Sensitivity analysis by means of missing weights
We choose missing weights for a sensitivity analysis. Missing weight means any weight assignment to the five criteria is equally likely. In probability terminology, the weight vector is uniformly distributed in the weight space. Under the missing weight setting, the rank acceptability index of telithromycin and its comparator is calculated through simulation means from the posterior distributions of the criteria and uniform distribution of weights. The procedure is as follows:
- 1.Draw a random sample from posterior distribution of each alternative on each criterion. Each alternative then has sampled values on all criteria.
- 2.Draw a random sample of weight vector from uniform distribution on weight space (5 components sum up to 1).
- 3.Calculate the value function for each alternative from these samples and mark the alternative with a larger value function as the winner. Repeat first 2 steps n times (1000000, say) and calculate the number of times each alternative is the winner.
- 4.Rank acceptability index for each alternative is approximated by the number of times (the alternative is winner) divided by total run number 900000.
Applying SMAA to the Acute Exacerbation of Chronic Bronchitis (AECB) indication
The resulting posterior distributions of all criteria for telithromycin and its comparator are listed in figure 11, and graphical representations of the distributions are given below, figure 12 .
Figure 11: Distributions of telithromycin and its comparator on all criteria
Figure 12: Distributions of telithromycin (red) and its comparator (blue) on all criteria
The value functions for each criterion for the SMAA analysis of thelithromycin versus comparators for treatment of AECB are shown in figure 13. In figure 14 the weights assigned to each criterion in the AECB analysis are shown.
Figure 13: Value function by criteria in the indication AECB
Figure 14: To the left the contributing weights for each of the five criteria. To the right the corresponding contributing weight for benefit and risk in total, in the AECB analysis.
Figure 15: Rank acceptability of telithromycin and comparator for treatment of AECB.
Given the described SMAA model the probability of the benefit-risk balance of being in favour of telithromycin is only 0.25, correspondingly there is a 0.75 probability of comparator having a more favourable benefit-risk that telithromycin for treatment of AECB, see Figure 15. Therefor based on this model it is reasonable to conclude that the benefit-risk of telithromycin is worse than that of comparator. The sensitivity analysis, where the model is run under the assumption of missing weights, does not change this conclusion. Under missing weights the probability of telithromycin ranking first is only 0.22, see figure 16.

## Tasks and exercises
**1.** In the telithromycin analysis, what is the probability of telithromycin ranking first under missing weights?
**2.** Decide whether each statement agrees with the telithromycin analysis, and back each yes or no with the deciding words from it, quoted exactly.
(a) Under the missing weight setting, the weight vector is uniformly distributed in the weight space.
(b) Running the model under missing weights reverses the conclusion about telithromycin.
(c) Each sampled weight vector has five components that add up to 1.
**3.** Continue the telithromycin analysis, starting after its last sentence.
The data that comes next has no connection to the text on telithromycin.

## Study material
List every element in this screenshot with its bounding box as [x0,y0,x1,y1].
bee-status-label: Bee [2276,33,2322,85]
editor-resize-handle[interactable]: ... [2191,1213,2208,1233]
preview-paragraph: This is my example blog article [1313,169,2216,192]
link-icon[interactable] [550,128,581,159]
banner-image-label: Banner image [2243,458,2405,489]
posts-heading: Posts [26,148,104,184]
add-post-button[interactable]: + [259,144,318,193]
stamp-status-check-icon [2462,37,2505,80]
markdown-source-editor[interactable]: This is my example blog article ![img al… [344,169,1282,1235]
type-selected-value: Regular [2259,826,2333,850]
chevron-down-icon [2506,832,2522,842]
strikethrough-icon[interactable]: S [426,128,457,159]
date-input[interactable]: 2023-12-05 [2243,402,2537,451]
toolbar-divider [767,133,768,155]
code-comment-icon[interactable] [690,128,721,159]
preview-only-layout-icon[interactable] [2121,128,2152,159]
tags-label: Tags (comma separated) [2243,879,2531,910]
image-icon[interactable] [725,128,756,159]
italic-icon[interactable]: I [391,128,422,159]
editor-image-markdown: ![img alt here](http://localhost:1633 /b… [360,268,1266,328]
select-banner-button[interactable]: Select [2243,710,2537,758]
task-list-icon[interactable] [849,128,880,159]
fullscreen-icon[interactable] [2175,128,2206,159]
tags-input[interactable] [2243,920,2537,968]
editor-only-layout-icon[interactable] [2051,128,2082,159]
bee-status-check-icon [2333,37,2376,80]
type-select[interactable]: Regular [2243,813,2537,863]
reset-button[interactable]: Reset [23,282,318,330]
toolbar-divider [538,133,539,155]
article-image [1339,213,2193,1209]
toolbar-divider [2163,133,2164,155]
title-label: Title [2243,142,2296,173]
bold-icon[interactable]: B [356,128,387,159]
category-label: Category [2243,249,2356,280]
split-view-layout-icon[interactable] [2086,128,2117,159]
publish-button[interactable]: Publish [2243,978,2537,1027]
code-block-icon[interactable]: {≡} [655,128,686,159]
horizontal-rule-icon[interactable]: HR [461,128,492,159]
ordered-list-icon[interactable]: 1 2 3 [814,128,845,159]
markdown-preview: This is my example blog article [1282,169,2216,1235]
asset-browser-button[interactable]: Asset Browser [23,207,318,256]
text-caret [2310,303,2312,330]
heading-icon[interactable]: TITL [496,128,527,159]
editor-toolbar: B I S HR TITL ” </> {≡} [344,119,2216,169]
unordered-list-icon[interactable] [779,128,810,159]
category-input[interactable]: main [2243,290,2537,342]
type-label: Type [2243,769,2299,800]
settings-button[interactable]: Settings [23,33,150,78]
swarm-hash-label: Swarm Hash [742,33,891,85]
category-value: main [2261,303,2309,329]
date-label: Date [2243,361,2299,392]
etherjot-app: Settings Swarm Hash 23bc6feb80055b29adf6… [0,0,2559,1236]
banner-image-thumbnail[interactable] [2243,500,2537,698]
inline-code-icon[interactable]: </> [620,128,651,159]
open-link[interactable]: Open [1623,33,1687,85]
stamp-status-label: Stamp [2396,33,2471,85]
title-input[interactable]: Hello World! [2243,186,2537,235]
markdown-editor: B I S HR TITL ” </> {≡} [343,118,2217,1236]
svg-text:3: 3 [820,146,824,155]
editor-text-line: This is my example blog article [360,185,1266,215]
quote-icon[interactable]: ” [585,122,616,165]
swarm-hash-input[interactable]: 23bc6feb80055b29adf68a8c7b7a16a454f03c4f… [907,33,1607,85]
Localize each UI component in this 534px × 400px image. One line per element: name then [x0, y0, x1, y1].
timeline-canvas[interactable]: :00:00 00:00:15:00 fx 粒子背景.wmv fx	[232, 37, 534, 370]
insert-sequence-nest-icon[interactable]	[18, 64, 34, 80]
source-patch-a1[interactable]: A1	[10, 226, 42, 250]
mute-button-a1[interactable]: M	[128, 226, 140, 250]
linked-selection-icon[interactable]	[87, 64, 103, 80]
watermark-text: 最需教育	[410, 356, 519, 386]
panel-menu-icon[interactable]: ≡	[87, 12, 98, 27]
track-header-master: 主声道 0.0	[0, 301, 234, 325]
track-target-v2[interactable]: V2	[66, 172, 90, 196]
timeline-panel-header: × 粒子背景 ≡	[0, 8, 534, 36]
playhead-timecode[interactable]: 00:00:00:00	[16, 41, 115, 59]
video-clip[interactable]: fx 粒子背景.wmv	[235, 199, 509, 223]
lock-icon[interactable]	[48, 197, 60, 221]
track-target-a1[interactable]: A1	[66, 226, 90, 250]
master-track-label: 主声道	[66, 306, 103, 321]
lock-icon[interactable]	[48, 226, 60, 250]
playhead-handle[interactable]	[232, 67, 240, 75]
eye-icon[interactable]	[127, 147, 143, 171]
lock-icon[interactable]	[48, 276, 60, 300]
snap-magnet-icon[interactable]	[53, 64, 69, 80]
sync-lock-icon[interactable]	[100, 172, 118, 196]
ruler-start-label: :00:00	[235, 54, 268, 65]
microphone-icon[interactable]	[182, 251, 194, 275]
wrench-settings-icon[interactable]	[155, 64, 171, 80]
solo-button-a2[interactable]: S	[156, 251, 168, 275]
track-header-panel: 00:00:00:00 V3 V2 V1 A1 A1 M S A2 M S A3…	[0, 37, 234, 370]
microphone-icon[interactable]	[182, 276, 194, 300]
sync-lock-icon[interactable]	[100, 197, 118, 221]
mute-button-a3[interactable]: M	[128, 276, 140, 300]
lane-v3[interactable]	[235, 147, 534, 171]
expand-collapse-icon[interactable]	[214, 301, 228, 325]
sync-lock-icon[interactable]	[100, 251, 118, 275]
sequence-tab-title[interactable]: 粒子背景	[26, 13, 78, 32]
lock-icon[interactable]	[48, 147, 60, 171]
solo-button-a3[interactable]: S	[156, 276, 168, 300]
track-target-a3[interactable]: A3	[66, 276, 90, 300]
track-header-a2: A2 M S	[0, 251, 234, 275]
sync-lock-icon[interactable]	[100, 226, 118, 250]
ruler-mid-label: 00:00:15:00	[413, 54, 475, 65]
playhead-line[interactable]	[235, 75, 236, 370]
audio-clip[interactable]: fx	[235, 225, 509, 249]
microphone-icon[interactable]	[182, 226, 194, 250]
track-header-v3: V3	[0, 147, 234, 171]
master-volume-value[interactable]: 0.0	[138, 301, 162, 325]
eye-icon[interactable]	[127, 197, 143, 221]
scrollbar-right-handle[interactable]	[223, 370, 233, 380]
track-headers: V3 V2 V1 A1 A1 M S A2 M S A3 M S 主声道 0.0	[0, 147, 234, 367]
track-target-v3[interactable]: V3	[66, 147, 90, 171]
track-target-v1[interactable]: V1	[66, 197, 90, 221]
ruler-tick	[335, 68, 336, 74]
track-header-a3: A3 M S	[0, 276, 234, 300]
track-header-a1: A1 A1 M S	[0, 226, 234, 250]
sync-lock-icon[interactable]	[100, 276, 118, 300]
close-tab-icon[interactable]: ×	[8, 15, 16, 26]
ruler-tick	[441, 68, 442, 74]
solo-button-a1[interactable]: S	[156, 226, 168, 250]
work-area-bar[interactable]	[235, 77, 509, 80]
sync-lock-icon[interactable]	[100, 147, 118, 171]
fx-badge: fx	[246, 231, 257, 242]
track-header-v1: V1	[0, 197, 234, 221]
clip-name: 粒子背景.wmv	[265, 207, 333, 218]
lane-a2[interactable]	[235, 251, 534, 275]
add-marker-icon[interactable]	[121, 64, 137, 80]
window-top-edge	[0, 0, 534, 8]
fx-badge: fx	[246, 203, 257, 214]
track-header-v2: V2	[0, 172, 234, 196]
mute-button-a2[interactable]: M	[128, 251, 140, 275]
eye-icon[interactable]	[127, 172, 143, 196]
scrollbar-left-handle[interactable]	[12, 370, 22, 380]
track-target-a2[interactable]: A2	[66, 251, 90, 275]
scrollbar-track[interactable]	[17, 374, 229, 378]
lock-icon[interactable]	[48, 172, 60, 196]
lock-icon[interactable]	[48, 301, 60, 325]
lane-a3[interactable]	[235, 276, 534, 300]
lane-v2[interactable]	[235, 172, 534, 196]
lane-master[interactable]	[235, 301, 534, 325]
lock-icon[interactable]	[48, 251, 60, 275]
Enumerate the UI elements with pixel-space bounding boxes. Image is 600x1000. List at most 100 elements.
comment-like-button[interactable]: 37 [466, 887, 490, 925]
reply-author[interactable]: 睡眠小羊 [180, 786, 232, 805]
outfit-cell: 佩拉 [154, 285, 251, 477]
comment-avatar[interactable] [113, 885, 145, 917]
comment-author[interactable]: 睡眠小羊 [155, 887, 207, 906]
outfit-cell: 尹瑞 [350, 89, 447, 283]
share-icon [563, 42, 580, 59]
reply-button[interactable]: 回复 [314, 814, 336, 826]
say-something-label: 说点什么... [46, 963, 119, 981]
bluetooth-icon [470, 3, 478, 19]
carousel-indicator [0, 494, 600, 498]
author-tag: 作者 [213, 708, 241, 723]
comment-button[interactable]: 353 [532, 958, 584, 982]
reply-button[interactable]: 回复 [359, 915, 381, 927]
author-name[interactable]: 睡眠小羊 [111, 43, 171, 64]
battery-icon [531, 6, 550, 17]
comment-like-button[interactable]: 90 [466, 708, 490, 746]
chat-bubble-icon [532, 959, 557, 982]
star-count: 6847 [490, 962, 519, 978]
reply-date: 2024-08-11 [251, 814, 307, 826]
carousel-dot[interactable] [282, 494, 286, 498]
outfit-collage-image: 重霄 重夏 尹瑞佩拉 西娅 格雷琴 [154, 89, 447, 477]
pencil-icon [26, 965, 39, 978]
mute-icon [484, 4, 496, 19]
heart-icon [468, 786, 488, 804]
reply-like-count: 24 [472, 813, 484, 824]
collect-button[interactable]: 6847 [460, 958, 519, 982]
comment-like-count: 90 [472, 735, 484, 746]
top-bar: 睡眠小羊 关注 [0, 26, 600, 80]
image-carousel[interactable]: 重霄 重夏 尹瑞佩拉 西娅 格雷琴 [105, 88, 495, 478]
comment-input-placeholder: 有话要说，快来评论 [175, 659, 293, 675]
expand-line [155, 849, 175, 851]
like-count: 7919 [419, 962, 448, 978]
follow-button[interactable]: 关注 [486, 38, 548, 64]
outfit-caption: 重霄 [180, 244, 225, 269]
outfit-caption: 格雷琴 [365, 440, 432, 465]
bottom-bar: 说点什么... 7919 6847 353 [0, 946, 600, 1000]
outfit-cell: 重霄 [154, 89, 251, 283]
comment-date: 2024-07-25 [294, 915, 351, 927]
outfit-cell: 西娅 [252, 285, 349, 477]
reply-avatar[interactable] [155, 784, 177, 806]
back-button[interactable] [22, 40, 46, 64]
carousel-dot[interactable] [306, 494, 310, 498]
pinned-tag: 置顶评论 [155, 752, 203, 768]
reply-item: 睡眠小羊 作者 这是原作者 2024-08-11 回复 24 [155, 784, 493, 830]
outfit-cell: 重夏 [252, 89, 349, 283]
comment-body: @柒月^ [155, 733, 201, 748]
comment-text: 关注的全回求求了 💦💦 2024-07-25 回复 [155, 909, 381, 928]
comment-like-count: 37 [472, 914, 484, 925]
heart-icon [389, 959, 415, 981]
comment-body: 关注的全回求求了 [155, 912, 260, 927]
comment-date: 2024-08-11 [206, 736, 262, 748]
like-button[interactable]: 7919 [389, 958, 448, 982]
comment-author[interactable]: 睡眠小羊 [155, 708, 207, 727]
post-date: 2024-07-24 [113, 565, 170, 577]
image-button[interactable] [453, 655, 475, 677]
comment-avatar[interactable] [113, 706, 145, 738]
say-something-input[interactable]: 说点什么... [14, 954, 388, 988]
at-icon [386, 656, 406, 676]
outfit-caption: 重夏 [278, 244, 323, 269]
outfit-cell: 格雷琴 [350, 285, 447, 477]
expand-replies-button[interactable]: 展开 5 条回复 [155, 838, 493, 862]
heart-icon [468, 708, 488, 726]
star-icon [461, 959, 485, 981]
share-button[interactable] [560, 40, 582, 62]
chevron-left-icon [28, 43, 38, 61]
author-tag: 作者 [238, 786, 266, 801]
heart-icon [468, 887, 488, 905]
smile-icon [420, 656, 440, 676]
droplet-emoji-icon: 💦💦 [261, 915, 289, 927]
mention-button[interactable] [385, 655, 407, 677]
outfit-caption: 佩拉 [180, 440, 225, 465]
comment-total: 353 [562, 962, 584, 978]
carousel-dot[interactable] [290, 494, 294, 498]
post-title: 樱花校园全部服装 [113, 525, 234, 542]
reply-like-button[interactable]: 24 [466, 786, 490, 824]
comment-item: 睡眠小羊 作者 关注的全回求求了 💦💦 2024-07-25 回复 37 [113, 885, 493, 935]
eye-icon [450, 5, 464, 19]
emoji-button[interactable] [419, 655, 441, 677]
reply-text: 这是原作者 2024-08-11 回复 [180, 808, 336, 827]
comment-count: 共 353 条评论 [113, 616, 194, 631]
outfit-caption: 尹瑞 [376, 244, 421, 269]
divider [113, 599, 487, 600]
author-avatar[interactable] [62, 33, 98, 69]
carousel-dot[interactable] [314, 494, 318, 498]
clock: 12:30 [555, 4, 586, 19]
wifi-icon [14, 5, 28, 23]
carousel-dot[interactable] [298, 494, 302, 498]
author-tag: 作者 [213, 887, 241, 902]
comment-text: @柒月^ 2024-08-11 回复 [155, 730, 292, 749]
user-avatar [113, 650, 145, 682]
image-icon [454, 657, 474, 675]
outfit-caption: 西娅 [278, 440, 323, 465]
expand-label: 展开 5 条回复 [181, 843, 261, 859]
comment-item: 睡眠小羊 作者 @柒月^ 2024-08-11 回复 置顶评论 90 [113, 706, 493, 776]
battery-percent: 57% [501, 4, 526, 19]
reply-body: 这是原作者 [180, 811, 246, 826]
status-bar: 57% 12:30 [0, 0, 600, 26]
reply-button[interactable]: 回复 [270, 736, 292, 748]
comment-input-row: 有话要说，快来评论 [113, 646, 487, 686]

## Responses
**1.** 0.22

**2.**
(a) Yes: "the weight vector is uniformly distributed in the weight space"
(b) No: "does not change this conclusion"
(c) Yes: "5 components sum up to 1"

**3.**
Figure 16: Rank acceptability of telithromycin and its comparator under missing weights
Comments on SMAA in this study
Applicability and acceptability
- SMAA extends MCDA by bringing into the analysis the sampling variation and preference uncertainty, which are almost inevitable in real practice. This method is applicable to any problem where MCDA is applicable.
- The utility used in SMAA and MCDA can be very general so if a decision maker is not sure about the 'satisfaction' (utility) on criteria and would like to use the actual measurements, he may simply use the linear utility function.
- The weights can be exact, or in a range, or missing (any assignments of weights are equally likely). After the analysis, SMAA will tell what assignment of weights favour which alternative. This flexibility is extremely helpful to decision maker.
Problems in implementation
- Software for SMAA is still in development stage and choices (e.g. utility functions, choices of most preferred and least preferred values) are limited.
- The process of preference elicitation (utilities and weights) is not entirely clear. We questioned whether decision conference enough to determine these preferences.
- In simulations, criteria are assumed to be independent of each other. It is not clear how much the correlations affect the results. This may not be a consequence of SMAA, but an aspect deserving further investigation.